REQUEST.
Count every line in the following entries where the word "优秀教师" appears. Give the count alone.

[Saved entries]
══════════

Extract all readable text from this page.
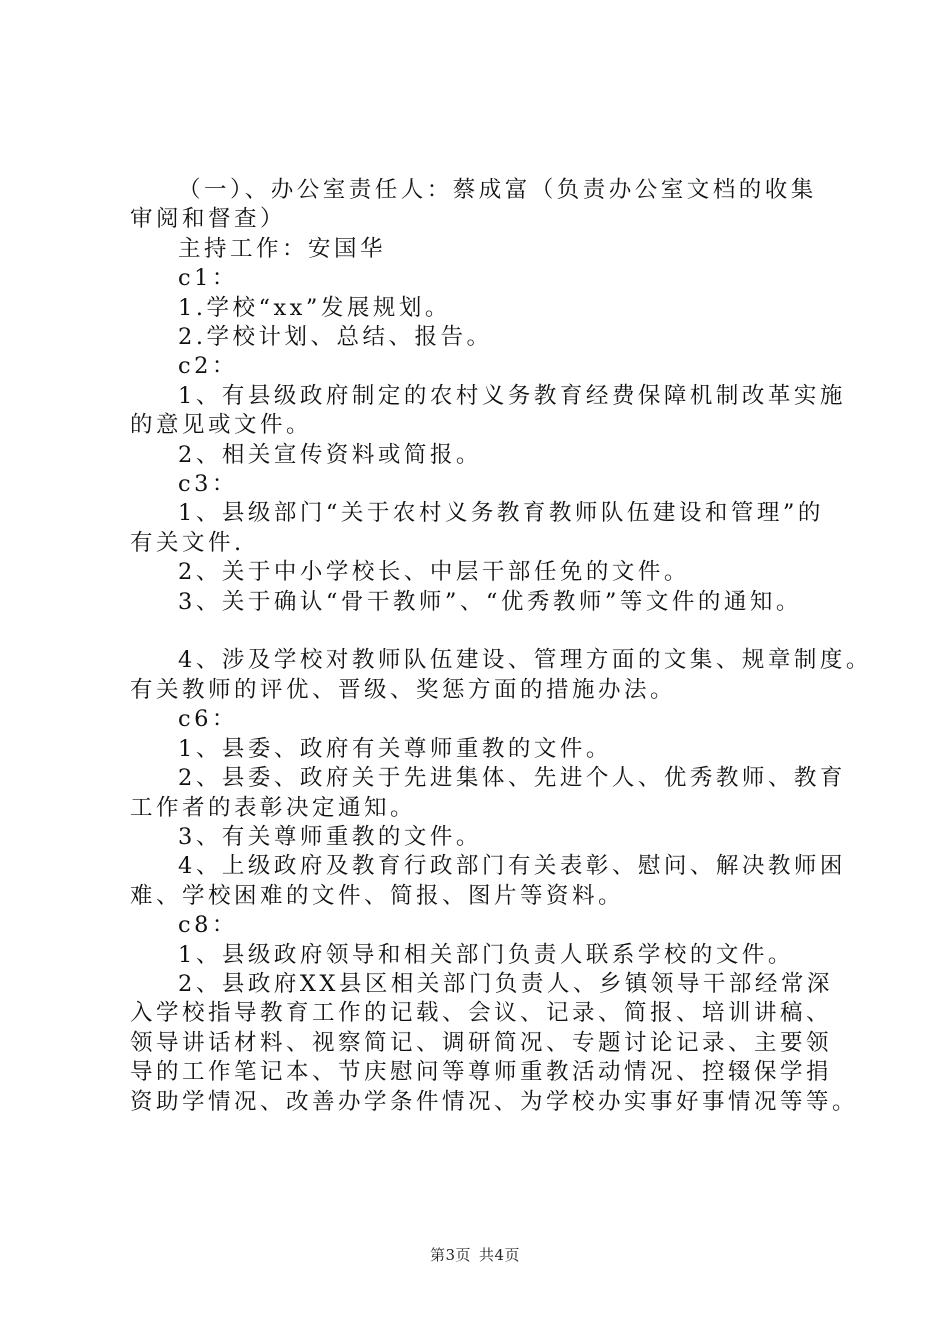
（一）、办公室责任人：蔡成富（负责办公室文档的收集

审阅和督查）

主持工作：安国华

c1：

1.学校“xx”发展规划。

2.学校计划、总结、报告。

c2：

1、有县级政府制定的农村义务教育经费保障机制改革实施

的意见或文件。

2、相关宣传资料或简报。

c3：

1、县级部门“关于农村义务教育教师队伍建设和管理”的

有关文件.

2、关于中小学校长、中层干部任免的文件。

3、关于确认“骨干教师”、“优秀教师”等文件的通知。

4、涉及学校对教师队伍建设、管理方面的文集、规章制度。

有关教师的评优、晋级、奖惩方面的措施办法。

c6：

1、县委、政府有关尊师重教的文件。

2、县委、政府关于先进集体、先进个人、优秀教师、教育

工作者的表彰决定通知。

3、有关尊师重教的文件。

4、上级政府及教育行政部门有关表彰、慰问、解决教师困

难、学校困难的文件、简报、图片等资料。

c8：

1、县级政府领导和相关部门负责人联系学校的文件。

2、县政府XX县区相关部门负责人、乡镇领导干部经常深

入学校指导教育工作的记载、会议、记录、简报、培训讲稿、

领导讲话材料、视察简记、调研简况、专题讨论记录、主要领

导的工作笔记本、节庆慰问等尊师重教活动情况、控辍保学捐

资助学情况、改善办学条件情况、为学校办实事好事情况等等。

第3页 共4页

══════════

WORKED SOLUTION.
2